● Your instructions:
Report only the number of lines in this material that include "click".

● Dataset:
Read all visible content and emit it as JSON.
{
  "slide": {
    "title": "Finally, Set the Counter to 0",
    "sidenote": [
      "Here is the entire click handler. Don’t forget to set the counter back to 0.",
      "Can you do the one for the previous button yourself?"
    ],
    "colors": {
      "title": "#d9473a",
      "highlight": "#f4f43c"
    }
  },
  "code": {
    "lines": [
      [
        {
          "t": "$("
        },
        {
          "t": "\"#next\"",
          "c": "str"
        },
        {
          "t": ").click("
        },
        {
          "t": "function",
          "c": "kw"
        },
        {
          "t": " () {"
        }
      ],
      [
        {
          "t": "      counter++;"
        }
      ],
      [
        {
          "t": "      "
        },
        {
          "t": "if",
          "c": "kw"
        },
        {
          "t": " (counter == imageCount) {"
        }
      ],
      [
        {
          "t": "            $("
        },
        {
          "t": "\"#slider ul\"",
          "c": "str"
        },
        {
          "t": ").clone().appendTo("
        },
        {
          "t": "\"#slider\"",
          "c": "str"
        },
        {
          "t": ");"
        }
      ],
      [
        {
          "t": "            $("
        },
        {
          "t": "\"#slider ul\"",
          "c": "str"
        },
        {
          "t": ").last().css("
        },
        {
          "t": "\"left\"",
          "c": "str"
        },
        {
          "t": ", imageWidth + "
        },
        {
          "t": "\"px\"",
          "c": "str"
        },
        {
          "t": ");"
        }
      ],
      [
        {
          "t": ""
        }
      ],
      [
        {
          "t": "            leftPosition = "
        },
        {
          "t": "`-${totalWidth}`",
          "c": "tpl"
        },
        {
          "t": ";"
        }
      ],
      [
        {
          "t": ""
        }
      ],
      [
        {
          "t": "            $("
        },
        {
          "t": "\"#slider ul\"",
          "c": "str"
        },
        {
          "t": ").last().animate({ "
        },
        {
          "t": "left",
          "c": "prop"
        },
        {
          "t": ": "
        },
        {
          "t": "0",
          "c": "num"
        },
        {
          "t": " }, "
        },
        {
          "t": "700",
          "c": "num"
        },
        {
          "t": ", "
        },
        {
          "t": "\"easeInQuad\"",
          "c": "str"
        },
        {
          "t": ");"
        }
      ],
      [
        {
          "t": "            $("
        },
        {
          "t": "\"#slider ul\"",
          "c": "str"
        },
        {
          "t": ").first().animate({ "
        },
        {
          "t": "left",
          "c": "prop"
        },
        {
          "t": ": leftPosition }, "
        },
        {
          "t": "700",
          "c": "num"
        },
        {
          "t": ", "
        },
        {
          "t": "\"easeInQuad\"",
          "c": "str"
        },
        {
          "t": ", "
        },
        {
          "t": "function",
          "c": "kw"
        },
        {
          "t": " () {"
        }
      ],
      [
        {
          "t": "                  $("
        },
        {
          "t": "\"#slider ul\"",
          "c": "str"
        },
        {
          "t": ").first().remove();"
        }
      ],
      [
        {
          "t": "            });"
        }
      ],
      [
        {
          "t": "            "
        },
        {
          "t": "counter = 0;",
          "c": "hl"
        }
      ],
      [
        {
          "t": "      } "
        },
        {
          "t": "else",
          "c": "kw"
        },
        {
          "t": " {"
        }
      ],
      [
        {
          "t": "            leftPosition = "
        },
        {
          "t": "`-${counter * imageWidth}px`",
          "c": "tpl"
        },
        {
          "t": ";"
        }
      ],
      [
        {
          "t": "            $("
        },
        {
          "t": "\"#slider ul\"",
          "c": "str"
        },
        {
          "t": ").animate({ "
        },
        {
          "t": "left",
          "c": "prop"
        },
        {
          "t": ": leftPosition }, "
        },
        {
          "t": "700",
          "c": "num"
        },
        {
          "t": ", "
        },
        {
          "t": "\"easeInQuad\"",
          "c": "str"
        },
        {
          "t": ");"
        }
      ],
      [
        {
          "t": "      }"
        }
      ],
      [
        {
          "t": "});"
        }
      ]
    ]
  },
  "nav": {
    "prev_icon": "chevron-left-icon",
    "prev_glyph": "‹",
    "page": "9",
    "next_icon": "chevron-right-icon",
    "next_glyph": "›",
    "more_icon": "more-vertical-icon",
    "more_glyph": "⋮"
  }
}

● Finished task:
2